→ **Work to complete**: Write the next part of the passage on intention to create legal relations in contract law, starting right after its last sentence.

→ **Supplied passage**:
Whether or not there is an intention to create legal relations is determined by the courts and the courts
use the circumstances and nature of the contract to determine this
The law divides agreements into two categories namely:
1. Social and Domestic agreements
2. Business and commercial agreements
To determine the presence of an intention to create legal relations however, the courts use the
objective test.
Thus, using the objective test, the court may still determine against the general presumptions that
there is an intention to create legal relations or otherwise irrespective of the relationship between the
parties.
ESTABLISHING INTENTION IN AN AGREEMENT
In the absence of illegality:
1. where the parties expressly declare or clearly indicate in the agreement an intention not to create
legal relations, the courts would give effect to their intention
2. where a statutes operates to negate the intention create legal relations.
Rose v Crompton Bros (1925)
The defendants were paper manufacturers and entered into an agreement with the plaintiffs whereby the
plaintiffs were to act as sole agents for the sale of the defendant's paper in the US. The written agreement
contained a clause that it was not entered into as a formal or legal agreement and would not be subject to legal
jurisdiction in the courts but was a record of the purpose and intention of the parties to which they honourably
pledged themselves, that it would be carried through with mutual loyalty and friendly co-operation. The plaintiffs
placed orders for paper which were accepted by the defendants. Before the orders were sent, the defendants
terminated the agency agreement and refused to send the paper.

→ **Stored data**:
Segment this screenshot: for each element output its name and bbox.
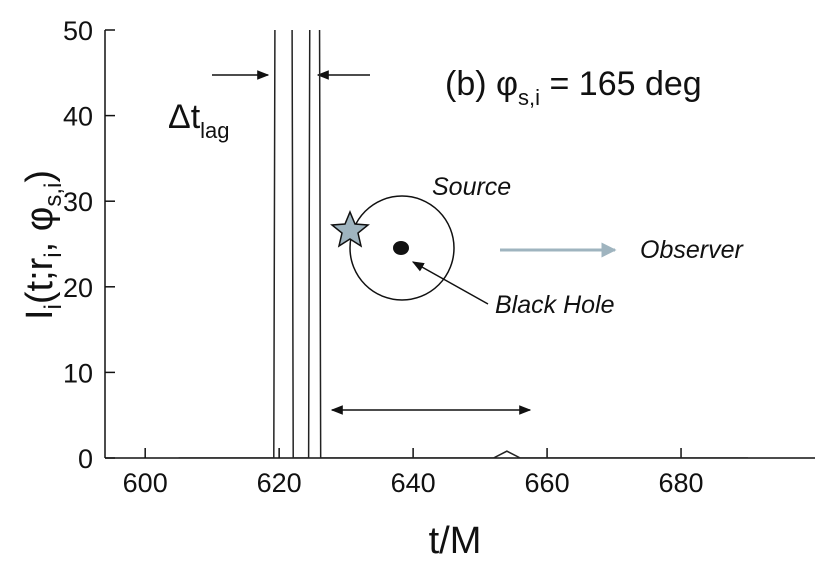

→ **In response**:
It was held that the sole agency agreement was not binding owing to the inclusion of the "honourable pledge
clause". Regarding the orders which had been placed and accepted, however, contracts had been created and
the defendants, in failing to execute them, were in breach of contract.
Jones v Vernon Pools (1938)
The plaintiff claimed to have won the football pools. The coupon stated that the transaction was "binding in
honour only". It was held that the plaintiff was not entitled to recover because the agreement was based on the
honour of the parties (and thus not legally binding).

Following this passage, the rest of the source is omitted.